**The request**. Below is a block of records; repeat each one exactly.

Recorded data start

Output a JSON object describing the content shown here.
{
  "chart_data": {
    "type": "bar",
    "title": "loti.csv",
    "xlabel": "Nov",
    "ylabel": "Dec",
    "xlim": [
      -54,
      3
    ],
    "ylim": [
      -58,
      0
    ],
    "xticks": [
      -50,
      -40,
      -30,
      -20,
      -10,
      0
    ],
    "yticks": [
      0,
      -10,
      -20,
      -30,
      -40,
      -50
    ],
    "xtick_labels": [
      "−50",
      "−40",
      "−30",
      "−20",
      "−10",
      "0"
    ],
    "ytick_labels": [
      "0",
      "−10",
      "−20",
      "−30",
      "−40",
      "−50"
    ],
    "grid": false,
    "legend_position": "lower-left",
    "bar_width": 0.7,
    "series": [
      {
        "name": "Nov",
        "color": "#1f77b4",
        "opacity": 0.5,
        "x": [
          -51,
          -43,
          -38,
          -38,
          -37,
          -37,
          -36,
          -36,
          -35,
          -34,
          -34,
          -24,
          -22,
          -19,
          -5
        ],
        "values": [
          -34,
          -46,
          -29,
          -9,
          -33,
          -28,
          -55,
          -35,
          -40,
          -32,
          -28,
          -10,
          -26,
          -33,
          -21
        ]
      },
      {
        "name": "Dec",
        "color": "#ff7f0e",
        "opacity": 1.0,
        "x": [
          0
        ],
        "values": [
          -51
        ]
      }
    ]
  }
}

Recorded data end

**Final result**.
Output a JSON object describing the content shown here.
{
  "chart_data": {
    "type": "bar",
    "title": "loti.csv",
    "xlabel": "Nov",
    "ylabel": "Dec",
    "xlim": [
      -54,
      3
    ],
    "ylim": [
      -58,
      0
    ],
    "xticks": [
      -50,
      -40,
      -30,
      -20,
      -10,
      0
    ],
    "yticks": [
      0,
      -10,
      -20,
      -30,
      -40,
      -50
    ],
    "xtick_labels": [
      "−50",
      "−40",
      "−30",
      "−20",
      "−10",
      "0"
    ],
    "ytick_labels": [
      "0",
      "−10",
      "−20",
      "−30",
      "−40",
      "−50"
    ],
    "grid": false,
    "legend_position": "lower-left",
    "bar_width": 0.7,
    "series": [
      {
        "name": "Nov",
        "color": "#1f77b4",
        "opacity": 0.5,
        "x": [
          -51,
          -43,
          -38,
          -38,
          -37,
          -37,
          -36,
          -36,
          -35,
          -34,
          -34,
          -24,
          -22,
          -19,
          -5
        ],
        "values": [
          -34,
          -46,
          -29,
          -9,
          -33,
          -28,
          -55,
          -35,
          -40,
          -32,
          -28,
          -10,
          -26,
          -33,
          -21
        ]
      },
      {
        "name": "Dec",
        "color": "#ff7f0e",
        "opacity": 1.0,
        "x": [
          0
        ],
        "values": [
          -51
        ]
      }
    ]
  }
}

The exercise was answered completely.